Problem to solve
Your task is to give the data again, exactly, with every line intact.

Information supplied
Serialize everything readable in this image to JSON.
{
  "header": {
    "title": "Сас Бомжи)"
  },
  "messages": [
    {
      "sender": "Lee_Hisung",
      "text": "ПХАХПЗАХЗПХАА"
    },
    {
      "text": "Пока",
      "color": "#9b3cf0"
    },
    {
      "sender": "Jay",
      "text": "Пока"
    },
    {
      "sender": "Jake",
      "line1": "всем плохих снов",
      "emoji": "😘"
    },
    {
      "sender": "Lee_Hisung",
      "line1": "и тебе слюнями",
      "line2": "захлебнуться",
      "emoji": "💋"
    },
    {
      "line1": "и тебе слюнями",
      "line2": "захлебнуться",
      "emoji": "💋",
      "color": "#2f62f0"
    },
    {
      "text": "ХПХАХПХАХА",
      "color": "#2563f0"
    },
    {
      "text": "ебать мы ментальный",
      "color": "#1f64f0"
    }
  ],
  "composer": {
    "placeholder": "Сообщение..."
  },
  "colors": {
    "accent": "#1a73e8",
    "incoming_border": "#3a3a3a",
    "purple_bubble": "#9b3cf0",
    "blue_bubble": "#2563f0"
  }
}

Output for this exercise
Serialize everything readable in this image to JSON.
{
  "header": {
    "title": "Сас Бомжи)"
  },
  "messages": [
    {
      "sender": "Lee_Hisung",
      "text": "ПХАХПЗАХЗПХАА"
    },
    {
      "text": "Пока",
      "color": "#9b3cf0"
    },
    {
      "sender": "Jay",
      "text": "Пока"
    },
    {
      "sender": "Jake",
      "line1": "всем плохих снов",
      "emoji": "😘"
    },
    {
      "sender": "Lee_Hisung",
      "line1": "и тебе слюнями",
      "line2": "захлебнуться",
      "emoji": "💋"
    },
    {
      "line1": "и тебе слюнями",
      "line2": "захлебнуться",
      "emoji": "💋",
      "color": "#2f62f0"
    },
    {
      "text": "ХПХАХПХАХА",
      "color": "#2563f0"
    },
    {
      "text": "ебать мы ментальный",
      "color": "#1f64f0"
    }
  ],
  "composer": {
    "placeholder": "Сообщение..."
  },
  "colors": {
    "accent": "#1a73e8",
    "incoming_border": "#3a3a3a",
    "purple_bubble": "#9b3cf0",
    "blue_bubble": "#2563f0"
  }
}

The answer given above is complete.